### [STATED EXERCISE]
All the entries need to be quoted exactly, apart from the pictures, which you should drop.

### [DATA SECTION]
━━━━━━━━━━━━━━━━━━━━━━━━━━━━━━

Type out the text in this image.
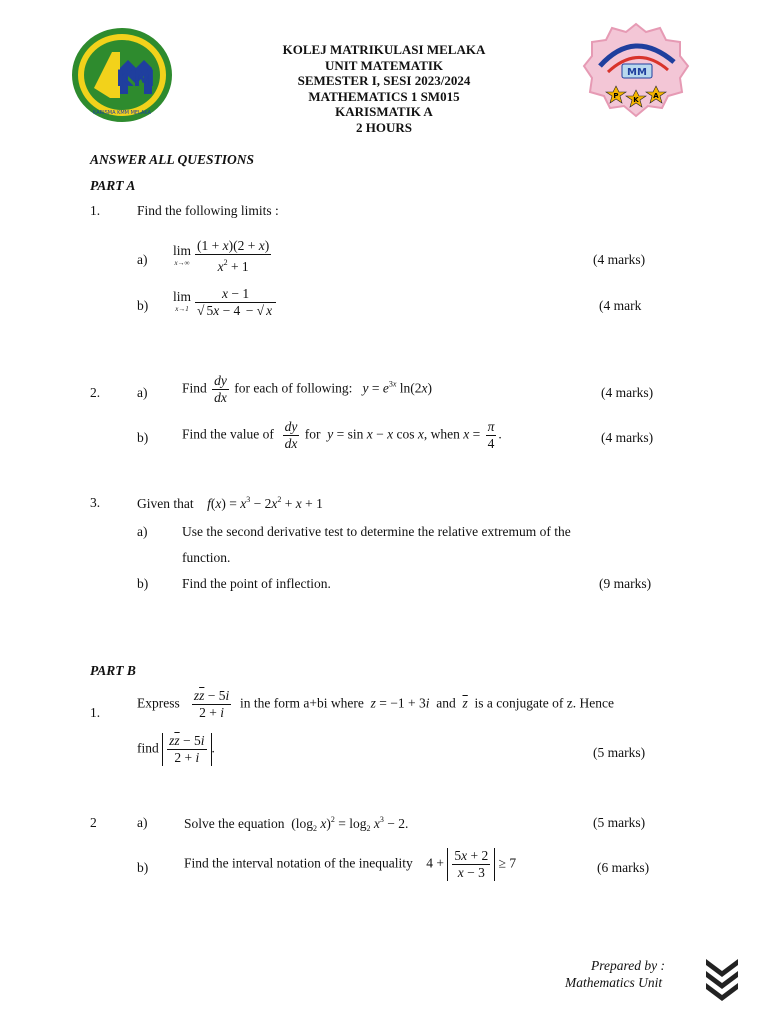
KM
KARISMA KMM MELAKA
MM
P K A
KOLEJ MATRIKULASI MELAKA
UNIT MATEMATIK
SEMESTER I, SESI 2023/2024
MATHEMATICS 1 SM015
KARISMATIK A
2 HOURS
ANSWER ALL QUESTIONS
PART A
1.	Find the following limits :
a)
lim
$x\to\infty \frac{(1 + x)(2 + x)}{x^2 + 1}$	(4 marks)
b)
lim
$x\to 1 \frac{x - 1}{√ 5x - 4 - √ x}$	(4 mark
2.	a)	Find $\frac{dy}{dx}$ for each of following: $y = e^{3x}$ ln(2x)	(4 marks)
b)	Find the value of $\frac{dy}{dx}$ for y = sin x − x cos x, when $x = \frac{\pi}{4}$ .	(4 marks)
3.	Given that $f(x) = x^3 - 2x^2 + x + 1$
a)	Use the second derivative test to determine the relative extremum of the
function.
b)	Find the point of inflection.	(9 marks)
PART B
1.
Express $\frac{z\overline{z} - 5i}{2 + i}$ in the form a+bi where z = −1 + 3i and $\overline{z}$ is a conjugate of z. Hence
find $\frac{z\overline{z} - 5i}{2 + i}$ .	(5 marks)
2	a)	Solve the equation  ($\log_2$ $x)^2 = \log_2 x^3 - 2$.	(5 marks)
b)	Find the interval notation of the inequality    $4 + \frac{5x + 2}{x - 3} \ge 7$	(6 marks)
Prepared by :
Mathematics Unit
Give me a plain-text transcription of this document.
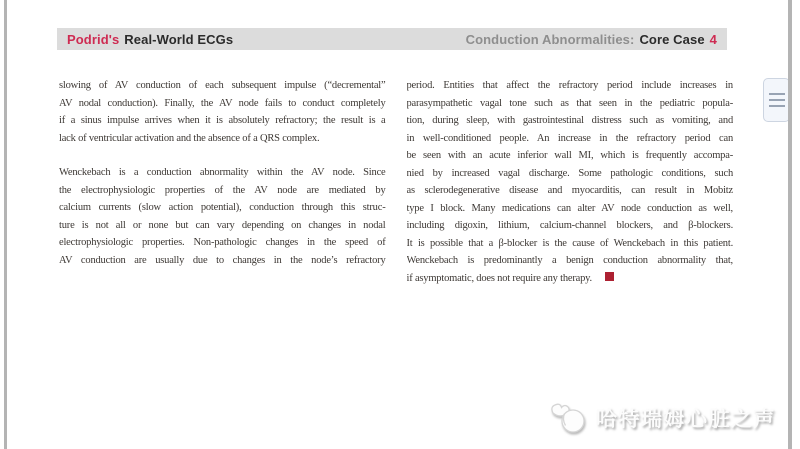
Podrid's Real-World ECGs	Conduction Abnormalities: Core Case 4
slowing of AV conduction of each subsequent impulse (“decremental”
AV nodal conduction). Finally, the AV node fails to conduct completely
if a sinus impulse arrives when it is absolutely refractory; the result is a
lack of ventricular activation and the absence of a QRS complex.
Wenckebach is a conduction abnormality within the AV node. Since
the electrophysiologic properties of the AV node are mediated by
calcium currents (slow action potential), conduction through this struc-
ture is not all or none but can vary depending on changes in nodal
electrophysiologic properties. Non-pathologic changes in the speed of
AV conduction are usually due to changes in the node’s refractory
period. Entities that affect the refractory period include increases in
parasympathetic vagal tone such as that seen in the pediatric popula-
tion, during sleep, with gastrointestinal distress such as vomiting, and
in well-conditioned people. An increase in the refractory period can
be seen with an acute inferior wall MI, which is frequently accompa-
nied by increased vagal discharge. Some pathologic conditions, such
as sclerodegenerative disease and myocarditis, can result in Mobitz
type I block. Many medications can alter AV node conduction as well,
including digoxin, lithium, calcium-channel blockers, and β-blockers.
It is possible that a β-blocker is the cause of Wenckebach in this patient.
Wenckebach is predominantly a benign conduction abnormality that,
if asymptomatic, does not require any therapy.
哈特瑞姆心脏之声
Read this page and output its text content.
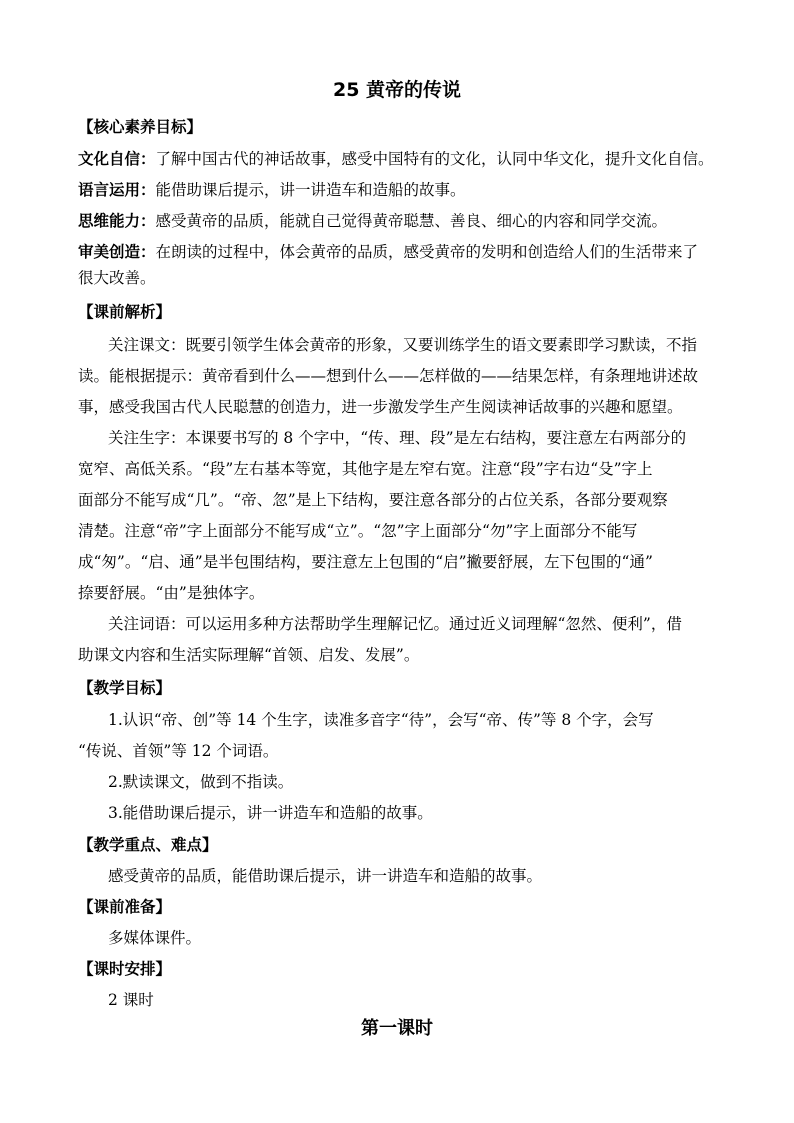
25 黄帝的传说
【核心素养目标】
文化自信：了解中国古代的神话故事，感受中国特有的文化，认同中华文化，提升文化自信。
语言运用：能借助课后提示，讲一讲造车和造船的故事。
思维能力：感受黄帝的品质，能就自己觉得黄帝聪慧、善良、细心的内容和同学交流。
审美创造：在朗读的过程中，体会黄帝的品质，感受黄帝的发明和创造给人们的生活带来了
很大改善。
【课前解析】
关注课文：既要引领学生体会黄帝的形象，又要训练学生的语文要素即学习默读，不指
读。能根据提示：黄帝看到什么——想到什么——怎样做的——结果怎样，有条理地讲述故
事，感受我国古代人民聪慧的创造力，进一步激发学生产生阅读神话故事的兴趣和愿望。
关注生字：本课要书写的 8 个字中，“传、理、段”是左右结构，要注意左右两部分的
宽窄、高低关系。“段”左右基本等宽，其他字是左窄右宽。注意“段”字右边“殳”字上
面部分不能写成“几”。“帝、忽”是上下结构，要注意各部分的占位关系，各部分要观察
清楚。注意“帝”字上面部分不能写成“立”。“忽”字上面部分“勿”字上面部分不能写
成“匆”。“启、通”是半包围结构，要注意左上包围的“启”撇要舒展，左下包围的“通”
捺要舒展。“由”是独体字。
关注词语：可以运用多种方法帮助学生理解记忆。通过近义词理解“忽然、便利”，借
助课文内容和生活实际理解“首领、启发、发展”。
【教学目标】
1.认识“帝、创”等 14 个生字，读准多音字“待”，会写“帝、传”等 8 个字，会写
“传说、首领”等 12 个词语。
2.默读课文，做到不指读。
3.能借助课后提示，讲一讲造车和造船的故事。
【教学重点、难点】
感受黄帝的品质，能借助课后提示，讲一讲造车和造船的故事。
【课前准备】
多媒体课件。
【课时安排】
2 课时
第一课时
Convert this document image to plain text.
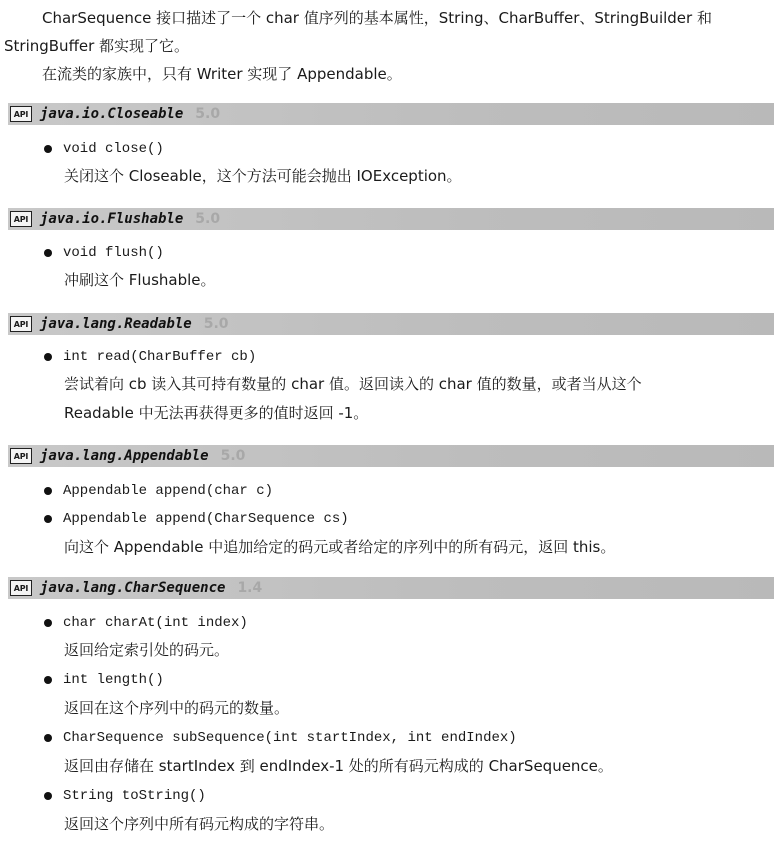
CharSequence 接口描述了一个 char 值序列的基本属性，String、CharBuffer、StringBuilder 和
StringBuffer 都实现了它。
在流类的家族中，只有 Writer 实现了 Appendable。
API java.io.Closeable 5.0
void close()
关闭这个 Closeable，这个方法可能会抛出 IOException。
API java.io.Flushable 5.0
void flush()
冲刷这个 Flushable。
API java.lang.Readable 5.0
int read(CharBuffer cb)
尝试着向 cb 读入其可持有数量的 char 值。返回读入的 char 值的数量，或者当从这个
Readable 中无法再获得更多的值时返回 -1。
API java.lang.Appendable 5.0
Appendable append(char c)
Appendable append(CharSequence cs)
向这个 Appendable 中追加给定的码元或者给定的序列中的所有码元，返回 this。
API java.lang.CharSequence 1.4
char charAt(int index)
返回给定索引处的码元。
int length()
返回在这个序列中的码元的数量。
CharSequence subSequence(int startIndex, int endIndex)
返回由存储在 startIndex 到 endIndex-1 处的所有码元构成的 CharSequence。
String toString()
返回这个序列中所有码元构成的字符串。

━━━━━━━━━━━━━━━━━━━━━━━━━━━━━━

### [WRITTEN ANSWER]
Type out the text in this image.
KM
KARISMA KMM MELAKA
MM
P K A
KOLEJ MATRIKULASI MELAKA
UNIT MATEMATIK
SEMESTER I, SESI 2023/2024
MATHEMATICS 1 SM015
KARISMATIK A
2 HOURS
ANSWER ALL QUESTIONS
PART A
1.	Find the following limits :
a)
lim
$x\to\infty \frac{(1 + x)(2 + x)}{x^2 + 1}$	(4 marks)
b)
lim
$x\to 1 \frac{x - 1}{√ 5x - 4 - √ x}$	(4 mark
2.	a)	Find $\frac{dy}{dx}$ for each of following: $y = e^{3x}$ ln(2x)	(4 marks)
b)	Find the value of $\frac{dy}{dx}$ for y = sin x − x cos x, when $x = \frac{\pi}{4}$ .	(4 marks)
3.	Given that $f(x) = x^3 - 2x^2 + x + 1$
a)	Use the second derivative test to determine the relative extremum of the
function.
b)	Find the point of inflection.	(9 marks)
PART B
1.
Express $\frac{z\overline{z} - 5i}{2 + i}$ in the form a+bi where z = −1 + 3i and $\overline{z}$ is a conjugate of z. Hence
find $\frac{z\overline{z} - 5i}{2 + i}$ .	(5 marks)
2	a)	Solve the equation  ($\log_2$ $x)^2 = \log_2 x^3 - 2$.	(5 marks)
b)	Find the interval notation of the inequality    $4 + \frac{5x + 2}{x - 3} \ge 7$	(6 marks)
Prepared by :
Mathematics Unit
Give me a plain-text transcription of this document.
Podrid's Real-World ECGs	Conduction Abnormalities: Core Case 4
slowing of AV conduction of each subsequent impulse (“decremental”
AV nodal conduction). Finally, the AV node fails to conduct completely
if a sinus impulse arrives when it is absolutely refractory; the result is a
lack of ventricular activation and the absence of a QRS complex.
Wenckebach is a conduction abnormality within the AV node. Since
the electrophysiologic properties of the AV node are mediated by
calcium currents (slow action potential), conduction through this struc-
ture is not all or none but can vary depending on changes in nodal
electrophysiologic properties. Non-pathologic changes in the speed of
AV conduction are usually due to changes in the node’s refractory
period. Entities that affect the refractory period include increases in
parasympathetic vagal tone such as that seen in the pediatric popula-
tion, during sleep, with gastrointestinal distress such as vomiting, and
in well-conditioned people. An increase in the refractory period can
be seen with an acute inferior wall MI, which is frequently accompa-
nied by increased vagal discharge. Some pathologic conditions, such
as sclerodegenerative disease and myocarditis, can result in Mobitz
type I block. Many medications can alter AV node conduction as well,
including digoxin, lithium, calcium-channel blockers, and β-blockers.
It is possible that a β-blocker is the cause of Wenckebach in this patient.
Wenckebach is predominantly a benign conduction abnormality that,
if asymptomatic, does not require any therapy.
哈特瑞姆心脏之声
Read this page and output its text content.
25 黄帝的传说
【核心素养目标】
文化自信：了解中国古代的神话故事，感受中国特有的文化，认同中华文化，提升文化自信。
语言运用：能借助课后提示，讲一讲造车和造船的故事。
思维能力：感受黄帝的品质，能就自己觉得黄帝聪慧、善良、细心的内容和同学交流。
审美创造：在朗读的过程中，体会黄帝的品质，感受黄帝的发明和创造给人们的生活带来了
很大改善。
【课前解析】
关注课文：既要引领学生体会黄帝的形象，又要训练学生的语文要素即学习默读，不指
读。能根据提示：黄帝看到什么——想到什么——怎样做的——结果怎样，有条理地讲述故
事，感受我国古代人民聪慧的创造力，进一步激发学生产生阅读神话故事的兴趣和愿望。
关注生字：本课要书写的 8 个字中，“传、理、段”是左右结构，要注意左右两部分的
宽窄、高低关系。“段”左右基本等宽，其他字是左窄右宽。注意“段”字右边“殳”字上
面部分不能写成“几”。“帝、忽”是上下结构，要注意各部分的占位关系，各部分要观察
清楚。注意“帝”字上面部分不能写成“立”。“忽”字上面部分“勿”字上面部分不能写
成“匆”。“启、通”是半包围结构，要注意左上包围的“启”撇要舒展，左下包围的“通”
捺要舒展。“由”是独体字。
关注词语：可以运用多种方法帮助学生理解记忆。通过近义词理解“忽然、便利”，借
助课文内容和生活实际理解“首领、启发、发展”。
【教学目标】
1.认识“帝、创”等 14 个生字，读准多音字“待”，会写“帝、传”等 8 个字，会写
“传说、首领”等 12 个词语。
2.默读课文，做到不指读。
3.能借助课后提示，讲一讲造车和造船的故事。
【教学重点、难点】
感受黄帝的品质，能借助课后提示，讲一讲造车和造船的故事。
【课前准备】
多媒体课件。
【课时安排】
2 课时
第一课时
Convert this document image to plain text.
CharSequence 接口描述了一个 char 值序列的基本属性，String、CharBuffer、StringBuilder 和
StringBuffer 都实现了它。
在流类的家族中，只有 Writer 实现了 Appendable。
API java.io.Closeable 5.0
void close()
关闭这个 Closeable，这个方法可能会抛出 IOException。
API java.io.Flushable 5.0
void flush()
冲刷这个 Flushable。
API java.lang.Readable 5.0
int read(CharBuffer cb)
尝试着向 cb 读入其可持有数量的 char 值。返回读入的 char 值的数量，或者当从这个
Readable 中无法再获得更多的值时返回 -1。
API java.lang.Appendable 5.0
Appendable append(char c)
Appendable append(CharSequence cs)
向这个 Appendable 中追加给定的码元或者给定的序列中的所有码元，返回 this。
API java.lang.CharSequence 1.4
char charAt(int index)
返回给定索引处的码元。
int length()
返回在这个序列中的码元的数量。
CharSequence subSequence(int startIndex, int endIndex)
返回由存储在 startIndex 到 endIndex-1 处的所有码元构成的 CharSequence。
String toString()
返回这个序列中所有码元构成的字符串。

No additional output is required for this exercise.